### Instruction
Go through the entries below and pick out every line with "asegurar".

Extracted records:
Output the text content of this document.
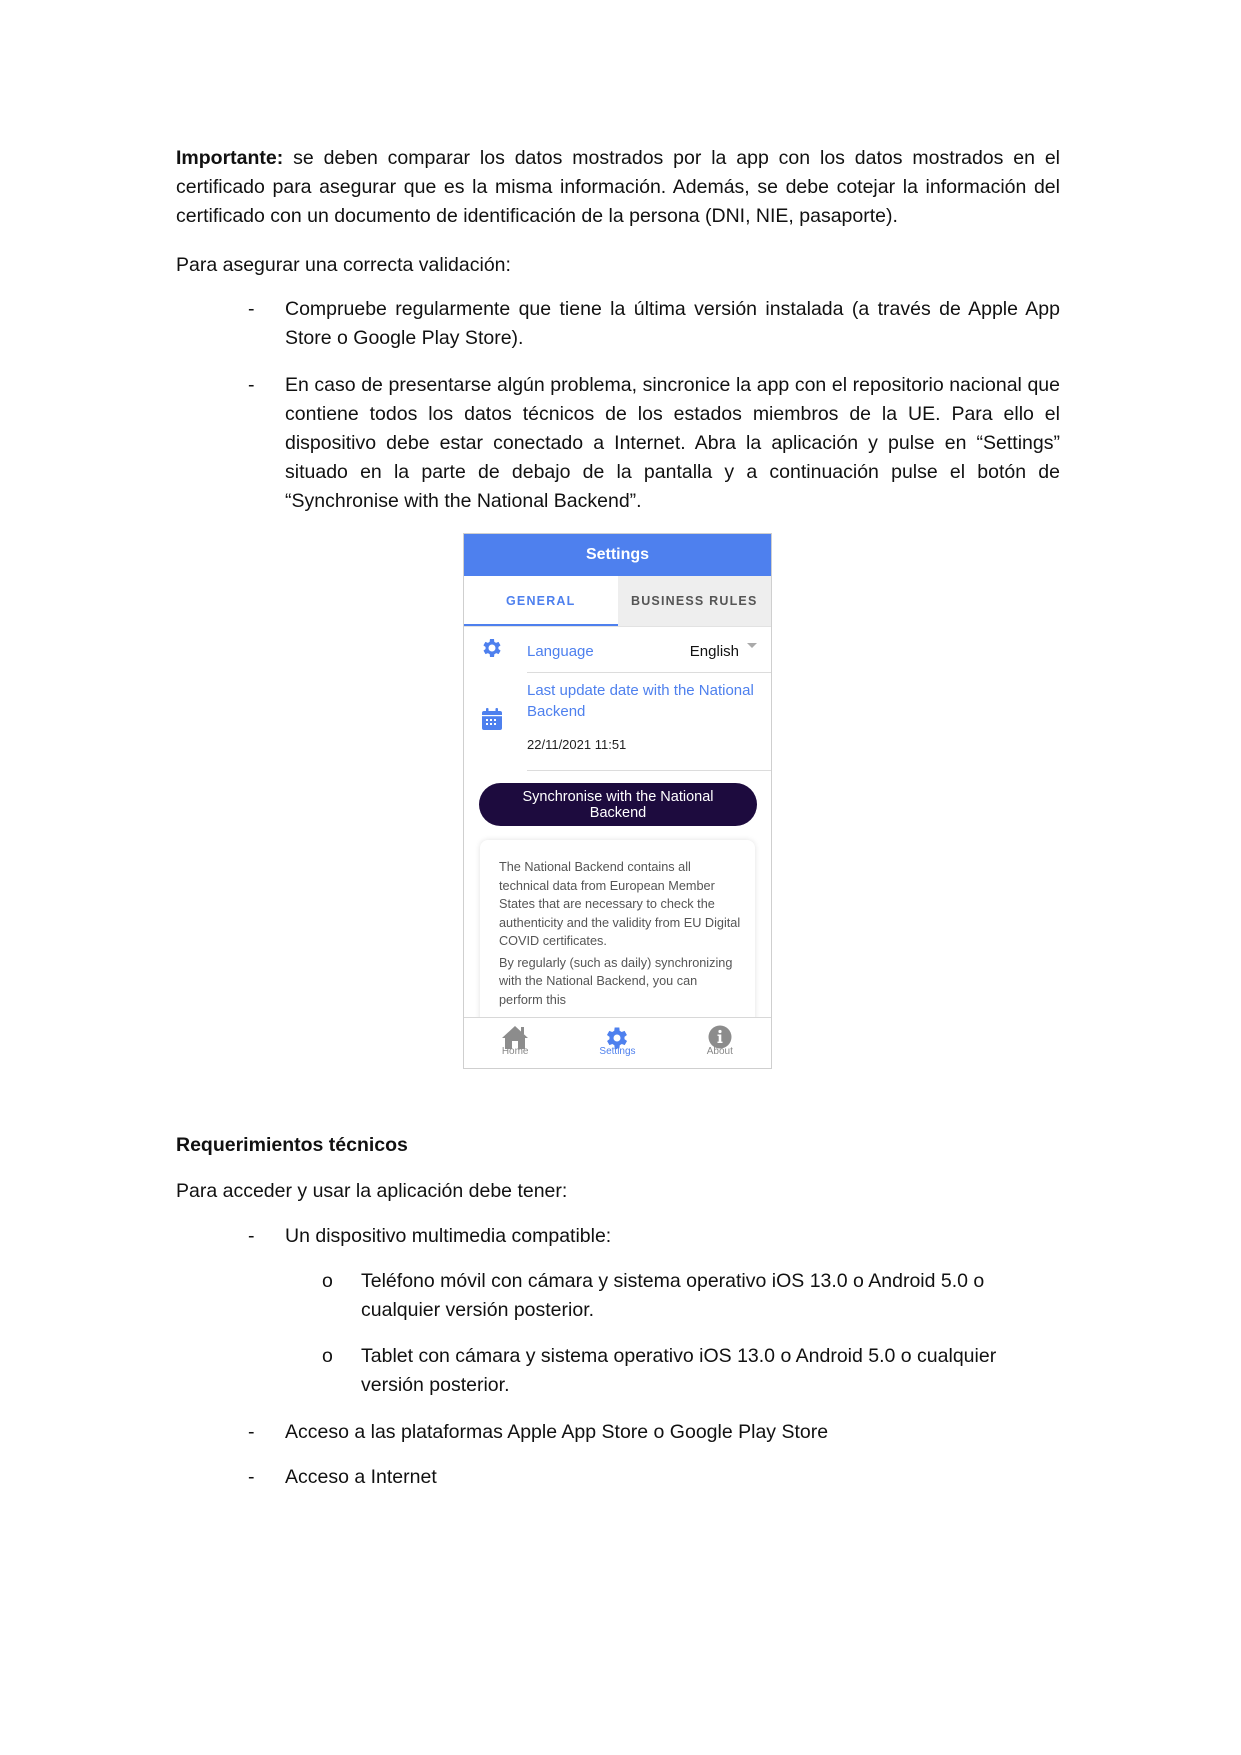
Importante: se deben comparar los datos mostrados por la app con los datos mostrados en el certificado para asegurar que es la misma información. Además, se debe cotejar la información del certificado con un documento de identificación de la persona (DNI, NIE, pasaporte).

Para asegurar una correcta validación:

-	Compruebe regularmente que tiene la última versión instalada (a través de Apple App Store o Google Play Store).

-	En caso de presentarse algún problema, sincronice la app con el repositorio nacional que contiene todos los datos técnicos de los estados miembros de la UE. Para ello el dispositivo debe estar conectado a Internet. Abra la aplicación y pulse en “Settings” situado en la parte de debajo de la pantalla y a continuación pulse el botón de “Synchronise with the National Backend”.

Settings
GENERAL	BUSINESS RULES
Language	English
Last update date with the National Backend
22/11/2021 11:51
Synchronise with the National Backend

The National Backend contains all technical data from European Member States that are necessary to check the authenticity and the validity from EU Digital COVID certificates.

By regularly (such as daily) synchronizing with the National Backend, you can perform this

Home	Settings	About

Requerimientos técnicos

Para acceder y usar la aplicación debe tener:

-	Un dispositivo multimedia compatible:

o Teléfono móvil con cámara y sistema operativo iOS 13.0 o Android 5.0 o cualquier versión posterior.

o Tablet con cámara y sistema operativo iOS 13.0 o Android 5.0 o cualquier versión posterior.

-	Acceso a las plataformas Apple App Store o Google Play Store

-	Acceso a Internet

### Answer to this problem
Importante: se deben comparar los datos mostrados por la app con los datos mostrados en el certificado para asegurar que es la misma información. Además, se debe cotejar la información del certificado con un documento de identificación de la persona (DNI, NIE, pasaporte).
Para asegurar una correcta validación:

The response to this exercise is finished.